» TRECHO FORNECIDO
---*---

Polícia Rodoviária Federal: a PRF afirmou ter intensificado ações de inteligência com investimentos em tecnologia e acrescentou que utiliza um helicóptero no policiamento.
Veja a íntegra das respostas:
Polícia Rodoviária Federal
“Dez rodovias federais cortam o estado do Rio de Janeiro;
A malha rodoviária federal no RJ tem mais de 1,5 mil quilômetros;
O volume de veículos que trafegam nas rodovias federais do estado pode ser considerado um dos maiores do país, principalmente na Baixada Fluminense e Região Metropolitana, onde em alguns trechos e horários ultrapassa a marca de 80 mil veículos por dia;
A repressão aos roubos de cargas nas rodovias federais é uma das prioridades da PRF;
Em 2016, houve um aumento de 418% no número de prisões em relação ao ano anterior, sendo capturados foragidos da justiça, suspeitos de roubos de carga, tráfico de entorpecentes, assaltos a ônibus, crimes ambientais, contrabando, crimes de trânsito, entre outros;
O número de veículos roubados que foram recuperados também aumentou, em 27%;
A PRF intensificou as ações de inteligência, com investimentos em tecnologias para auxiliar o trabalho policial, assim como as atuações dos grupos especializados (Operações Especiais, Motociclistas, Canil, Grupos Táticos e Operações Aéreas) em trechos com maior incidência de criminalidade;
Foi implantada em definitivo uma Base de Operações Aéreas na Superintendência da PRF no Rio de Janeiro, localizada na Rodovia Presidente Dutra, no entroncamento com a avenida Brasil, na Zona Norte;
O policiamento aéreo é realizado por um helicóptero modelo Colibri, geralmente com três tripulantes equipados com armamento de longo alcance, com autonomia para chegar nas divisas do estado em pouco mais de uma hora;
O Arco Metropolitano, desde sua inauguração, é trecho sob a responsabilidade da Polícia Militar, assim como a avenida Brasil;
A PRF considera de extrema importância a interação com a sociedade e a confiança na polícia, sendo assim qualquer informação ou denúncia pode ser feita através do telefone 191.

---*---

» SEÇÃO DE DADOS

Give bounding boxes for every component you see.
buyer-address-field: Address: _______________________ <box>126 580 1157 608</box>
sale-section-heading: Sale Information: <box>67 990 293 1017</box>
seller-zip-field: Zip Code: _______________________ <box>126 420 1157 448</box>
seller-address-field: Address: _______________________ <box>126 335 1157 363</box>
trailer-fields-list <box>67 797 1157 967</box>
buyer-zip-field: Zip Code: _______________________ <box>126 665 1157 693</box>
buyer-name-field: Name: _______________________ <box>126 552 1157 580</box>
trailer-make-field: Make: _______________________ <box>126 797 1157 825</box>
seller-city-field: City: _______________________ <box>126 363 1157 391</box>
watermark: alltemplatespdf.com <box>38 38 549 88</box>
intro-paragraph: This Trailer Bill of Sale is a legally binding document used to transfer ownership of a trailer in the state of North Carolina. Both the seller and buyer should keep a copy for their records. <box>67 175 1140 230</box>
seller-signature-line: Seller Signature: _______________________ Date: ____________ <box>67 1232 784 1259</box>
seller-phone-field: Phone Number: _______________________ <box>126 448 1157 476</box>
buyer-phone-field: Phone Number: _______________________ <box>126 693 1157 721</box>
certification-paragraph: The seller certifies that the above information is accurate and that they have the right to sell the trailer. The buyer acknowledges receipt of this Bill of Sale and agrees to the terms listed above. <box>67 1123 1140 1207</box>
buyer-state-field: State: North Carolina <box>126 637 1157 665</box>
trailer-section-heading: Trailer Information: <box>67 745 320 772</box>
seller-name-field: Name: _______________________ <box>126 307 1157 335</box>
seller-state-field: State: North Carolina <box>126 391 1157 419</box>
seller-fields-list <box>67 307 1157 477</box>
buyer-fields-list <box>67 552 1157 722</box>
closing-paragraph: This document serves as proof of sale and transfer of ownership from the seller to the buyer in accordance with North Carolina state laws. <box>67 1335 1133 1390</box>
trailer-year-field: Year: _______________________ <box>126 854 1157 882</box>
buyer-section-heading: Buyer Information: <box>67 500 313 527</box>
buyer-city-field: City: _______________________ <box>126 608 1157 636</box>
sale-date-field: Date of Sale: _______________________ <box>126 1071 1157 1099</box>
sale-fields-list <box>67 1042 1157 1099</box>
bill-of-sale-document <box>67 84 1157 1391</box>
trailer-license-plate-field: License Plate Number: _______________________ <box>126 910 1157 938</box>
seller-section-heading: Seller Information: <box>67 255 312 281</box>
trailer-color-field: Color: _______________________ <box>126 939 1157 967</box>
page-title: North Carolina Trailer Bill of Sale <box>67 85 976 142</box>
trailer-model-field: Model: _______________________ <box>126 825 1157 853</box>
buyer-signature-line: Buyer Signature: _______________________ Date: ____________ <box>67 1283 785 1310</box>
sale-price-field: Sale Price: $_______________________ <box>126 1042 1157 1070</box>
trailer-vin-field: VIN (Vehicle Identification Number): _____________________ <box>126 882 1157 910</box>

---*---

» COMPLETE O SEGUINTE
A - Segundo o trecho sobre a Polícia Rodoviária Federal, qual é o modelo do helicóptero usado no policiamento aéreo?
B - Por favor, retome o trecho sobre a Polícia Rodoviária Federal e dê continuidade a ele a partir de onde termina.

» RESPOSTAS POR TAREFA
A - É um helicóptero modelo Colibri.

B -
2016 – Rodovias Federais RJ
Prisões – 3.987
Veículos roubados recuperados – 600
2015 – Rodovias Federais RJ
Prisões – 769
Veículos roubados recuperados – 470″
Polícia Militar
“A Assessoria de Imprensa esclarece que o Grupamento de Policiamento Ferroviário (GPFER), responsável por patrulhar a malha ferroviária no Estado, teve seu efetivo dobrado e redistribuído, em maio, para atuar, principalmente, em áreas de grande fluxo de pessoas como as estações de Madureira, Deodoro e Belford Roxo. Policiais fazem rondas nas plataformas dos ramais da Supervia e nos vagões dos trens da concessionária. Os agentes intensificaram também a segurança em dias jogos de futebol, atuando em plataformas de acessos aos estádios do
Maracanã e Engenhão.
O GPFER mantém um canal de comunicação direto com o Centro de Operações da Supervia. Os policiais do grupamento operam diretamente na malha ferroviária e contam com o apoio dos batalhões da área que fazem a segurança no entorno das estações.
Ainda segundo o comandante do Grupamento, quando os policiais suspeitam de mercadorias transportadas na malha ferroviária encaminham o responsável e a mercadoria a Delegacia de Polícia da área, onde por vezes o material é apreendido para posterior investigação. Em relação ao comércio de produtos em composições férreas cabe frisar que não cabe a Polícia Militar a fiscalização do comércio em si”.
SuperVia
“A SuperVia entende que a venda de produtos roubados dentro dos trens e estações se configura como um problema de segurança pública . A concessionária esclarece que a equipe de segurança não tem poder de polícia e, por isso, os agentes não podem apreender e nem mesmo atestar a origem dos produtos. A empresa conta com as autoridades policiais para atuar nessa fiscalização.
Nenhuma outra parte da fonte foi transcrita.